Will you give the material below again, every line exactly as it is?

= GIVEN ENTRIES =
════════════════════

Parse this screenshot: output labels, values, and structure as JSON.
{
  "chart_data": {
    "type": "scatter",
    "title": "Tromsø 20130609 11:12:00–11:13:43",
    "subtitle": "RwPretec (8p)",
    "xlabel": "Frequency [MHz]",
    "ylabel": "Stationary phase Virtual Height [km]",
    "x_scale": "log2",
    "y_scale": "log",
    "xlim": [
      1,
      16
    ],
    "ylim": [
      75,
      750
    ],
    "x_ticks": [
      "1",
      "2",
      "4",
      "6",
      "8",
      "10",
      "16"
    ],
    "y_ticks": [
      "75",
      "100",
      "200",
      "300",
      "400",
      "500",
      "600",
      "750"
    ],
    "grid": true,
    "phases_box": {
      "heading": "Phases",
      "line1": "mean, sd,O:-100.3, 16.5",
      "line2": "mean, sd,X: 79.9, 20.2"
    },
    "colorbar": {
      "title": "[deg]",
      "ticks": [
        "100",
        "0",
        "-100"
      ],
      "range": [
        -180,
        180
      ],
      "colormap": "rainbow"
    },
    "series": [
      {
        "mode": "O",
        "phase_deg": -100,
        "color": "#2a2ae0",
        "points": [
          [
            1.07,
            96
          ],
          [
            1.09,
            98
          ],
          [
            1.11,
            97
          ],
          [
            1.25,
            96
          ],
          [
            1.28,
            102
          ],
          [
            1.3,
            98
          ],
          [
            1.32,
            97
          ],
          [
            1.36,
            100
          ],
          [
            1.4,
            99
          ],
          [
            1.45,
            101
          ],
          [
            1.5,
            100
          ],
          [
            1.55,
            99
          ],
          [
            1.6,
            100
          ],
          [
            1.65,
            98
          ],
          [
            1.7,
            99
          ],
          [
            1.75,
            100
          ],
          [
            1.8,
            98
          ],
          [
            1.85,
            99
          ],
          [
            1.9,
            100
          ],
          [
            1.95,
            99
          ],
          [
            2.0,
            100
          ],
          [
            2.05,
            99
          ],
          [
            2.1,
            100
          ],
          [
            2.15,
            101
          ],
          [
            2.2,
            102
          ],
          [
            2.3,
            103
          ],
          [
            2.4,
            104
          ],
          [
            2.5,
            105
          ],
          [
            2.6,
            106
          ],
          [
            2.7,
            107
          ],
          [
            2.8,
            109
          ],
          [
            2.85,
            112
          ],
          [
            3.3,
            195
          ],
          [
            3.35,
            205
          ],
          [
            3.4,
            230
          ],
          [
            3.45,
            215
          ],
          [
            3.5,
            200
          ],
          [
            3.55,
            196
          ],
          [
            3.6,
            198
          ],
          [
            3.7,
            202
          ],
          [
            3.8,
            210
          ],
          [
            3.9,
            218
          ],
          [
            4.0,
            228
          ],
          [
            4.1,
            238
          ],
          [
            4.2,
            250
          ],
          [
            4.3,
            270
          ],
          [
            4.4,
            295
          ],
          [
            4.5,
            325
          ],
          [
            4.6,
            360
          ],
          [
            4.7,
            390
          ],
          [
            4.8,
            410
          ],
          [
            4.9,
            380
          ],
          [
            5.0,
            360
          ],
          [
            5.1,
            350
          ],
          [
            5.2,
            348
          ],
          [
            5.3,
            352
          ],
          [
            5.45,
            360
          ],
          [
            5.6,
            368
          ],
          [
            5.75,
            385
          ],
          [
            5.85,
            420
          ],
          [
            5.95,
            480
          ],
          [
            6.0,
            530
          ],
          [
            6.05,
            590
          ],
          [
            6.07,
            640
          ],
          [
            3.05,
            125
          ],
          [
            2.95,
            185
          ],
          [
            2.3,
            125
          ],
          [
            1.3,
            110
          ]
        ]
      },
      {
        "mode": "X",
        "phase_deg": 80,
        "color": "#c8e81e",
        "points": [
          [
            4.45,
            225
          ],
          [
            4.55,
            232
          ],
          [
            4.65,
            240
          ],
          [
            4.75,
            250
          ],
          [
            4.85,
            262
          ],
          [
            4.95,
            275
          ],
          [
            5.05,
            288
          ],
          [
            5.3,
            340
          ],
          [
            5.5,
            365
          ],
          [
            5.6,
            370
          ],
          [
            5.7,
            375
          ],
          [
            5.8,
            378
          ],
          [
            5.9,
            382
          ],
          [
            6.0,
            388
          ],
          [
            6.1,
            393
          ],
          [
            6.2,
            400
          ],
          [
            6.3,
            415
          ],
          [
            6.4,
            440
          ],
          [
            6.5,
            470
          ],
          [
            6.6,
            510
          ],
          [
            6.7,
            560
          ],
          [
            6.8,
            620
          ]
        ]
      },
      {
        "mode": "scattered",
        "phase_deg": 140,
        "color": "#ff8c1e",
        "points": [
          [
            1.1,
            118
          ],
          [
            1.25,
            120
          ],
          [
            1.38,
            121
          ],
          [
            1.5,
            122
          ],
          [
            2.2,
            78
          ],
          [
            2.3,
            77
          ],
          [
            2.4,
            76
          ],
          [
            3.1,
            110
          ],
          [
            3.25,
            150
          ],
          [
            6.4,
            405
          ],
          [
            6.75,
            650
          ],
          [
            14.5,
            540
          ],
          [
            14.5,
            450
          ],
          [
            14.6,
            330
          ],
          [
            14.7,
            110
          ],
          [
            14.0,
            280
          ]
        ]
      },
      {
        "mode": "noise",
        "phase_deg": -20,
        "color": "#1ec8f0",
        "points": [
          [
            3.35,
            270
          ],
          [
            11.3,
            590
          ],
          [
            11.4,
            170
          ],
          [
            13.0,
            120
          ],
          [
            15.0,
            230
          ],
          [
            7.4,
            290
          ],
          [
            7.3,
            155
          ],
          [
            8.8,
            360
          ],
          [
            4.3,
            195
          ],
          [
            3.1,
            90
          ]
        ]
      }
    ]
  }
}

════════════════════

= RESULT =
Parse this screenshot: output labels, values, and structure as JSON.
{
  "chart_data": {
    "type": "scatter",
    "title": "Tromsø 20130609 11:12:00–11:13:43",
    "subtitle": "RwPretec (8p)",
    "xlabel": "Frequency [MHz]",
    "ylabel": "Stationary phase Virtual Height [km]",
    "x_scale": "log2",
    "y_scale": "log",
    "xlim": [
      1,
      16
    ],
    "ylim": [
      75,
      750
    ],
    "x_ticks": [
      "1",
      "2",
      "4",
      "6",
      "8",
      "10",
      "16"
    ],
    "y_ticks": [
      "75",
      "100",
      "200",
      "300",
      "400",
      "500",
      "600",
      "750"
    ],
    "grid": true,
    "phases_box": {
      "heading": "Phases",
      "line1": "mean, sd,O:-100.3, 16.5",
      "line2": "mean, sd,X: 79.9, 20.2"
    },
    "colorbar": {
      "title": "[deg]",
      "ticks": [
        "100",
        "0",
        "-100"
      ],
      "range": [
        -180,
        180
      ],
      "colormap": "rainbow"
    },
    "series": [
      {
        "mode": "O",
        "phase_deg": -100,
        "color": "#2a2ae0",
        "points": [
          [
            1.07,
            96
          ],
          [
            1.09,
            98
          ],
          [
            1.11,
            97
          ],
          [
            1.25,
            96
          ],
          [
            1.28,
            102
          ],
          [
            1.3,
            98
          ],
          [
            1.32,
            97
          ],
          [
            1.36,
            100
          ],
          [
            1.4,
            99
          ],
          [
            1.45,
            101
          ],
          [
            1.5,
            100
          ],
          [
            1.55,
            99
          ],
          [
            1.6,
            100
          ],
          [
            1.65,
            98
          ],
          [
            1.7,
            99
          ],
          [
            1.75,
            100
          ],
          [
            1.8,
            98
          ],
          [
            1.85,
            99
          ],
          [
            1.9,
            100
          ],
          [
            1.95,
            99
          ],
          [
            2.0,
            100
          ],
          [
            2.05,
            99
          ],
          [
            2.1,
            100
          ],
          [
            2.15,
            101
          ],
          [
            2.2,
            102
          ],
          [
            2.3,
            103
          ],
          [
            2.4,
            104
          ],
          [
            2.5,
            105
          ],
          [
            2.6,
            106
          ],
          [
            2.7,
            107
          ],
          [
            2.8,
            109
          ],
          [
            2.85,
            112
          ],
          [
            3.3,
            195
          ],
          [
            3.35,
            205
          ],
          [
            3.4,
            230
          ],
          [
            3.45,
            215
          ],
          [
            3.5,
            200
          ],
          [
            3.55,
            196
          ],
          [
            3.6,
            198
          ],
          [
            3.7,
            202
          ],
          [
            3.8,
            210
          ],
          [
            3.9,
            218
          ],
          [
            4.0,
            228
          ],
          [
            4.1,
            238
          ],
          [
            4.2,
            250
          ],
          [
            4.3,
            270
          ],
          [
            4.4,
            295
          ],
          [
            4.5,
            325
          ],
          [
            4.6,
            360
          ],
          [
            4.7,
            390
          ],
          [
            4.8,
            410
          ],
          [
            4.9,
            380
          ],
          [
            5.0,
            360
          ],
          [
            5.1,
            350
          ],
          [
            5.2,
            348
          ],
          [
            5.3,
            352
          ],
          [
            5.45,
            360
          ],
          [
            5.6,
            368
          ],
          [
            5.75,
            385
          ],
          [
            5.85,
            420
          ],
          [
            5.95,
            480
          ],
          [
            6.0,
            530
          ],
          [
            6.05,
            590
          ],
          [
            6.07,
            640
          ],
          [
            3.05,
            125
          ],
          [
            2.95,
            185
          ],
          [
            2.3,
            125
          ],
          [
            1.3,
            110
          ]
        ]
      },
      {
        "mode": "X",
        "phase_deg": 80,
        "color": "#c8e81e",
        "points": [
          [
            4.45,
            225
          ],
          [
            4.55,
            232
          ],
          [
            4.65,
            240
          ],
          [
            4.75,
            250
          ],
          [
            4.85,
            262
          ],
          [
            4.95,
            275
          ],
          [
            5.05,
            288
          ],
          [
            5.3,
            340
          ],
          [
            5.5,
            365
          ],
          [
            5.6,
            370
          ],
          [
            5.7,
            375
          ],
          [
            5.8,
            378
          ],
          [
            5.9,
            382
          ],
          [
            6.0,
            388
          ],
          [
            6.1,
            393
          ],
          [
            6.2,
            400
          ],
          [
            6.3,
            415
          ],
          [
            6.4,
            440
          ],
          [
            6.5,
            470
          ],
          [
            6.6,
            510
          ],
          [
            6.7,
            560
          ],
          [
            6.8,
            620
          ]
        ]
      },
      {
        "mode": "scattered",
        "phase_deg": 140,
        "color": "#ff8c1e",
        "points": [
          [
            1.1,
            118
          ],
          [
            1.25,
            120
          ],
          [
            1.38,
            121
          ],
          [
            1.5,
            122
          ],
          [
            2.2,
            78
          ],
          [
            2.3,
            77
          ],
          [
            2.4,
            76
          ],
          [
            3.1,
            110
          ],
          [
            3.25,
            150
          ],
          [
            6.4,
            405
          ],
          [
            6.75,
            650
          ],
          [
            14.5,
            540
          ],
          [
            14.5,
            450
          ],
          [
            14.6,
            330
          ],
          [
            14.7,
            110
          ],
          [
            14.0,
            280
          ]
        ]
      },
      {
        "mode": "noise",
        "phase_deg": -20,
        "color": "#1ec8f0",
        "points": [
          [
            3.35,
            270
          ],
          [
            11.3,
            590
          ],
          [
            11.4,
            170
          ],
          [
            13.0,
            120
          ],
          [
            15.0,
            230
          ],
          [
            7.4,
            290
          ],
          [
            7.3,
            155
          ],
          [
            8.8,
            360
          ],
          [
            4.3,
            195
          ],
          [
            3.1,
            90
          ]
        ]
      }
    ]
  }
}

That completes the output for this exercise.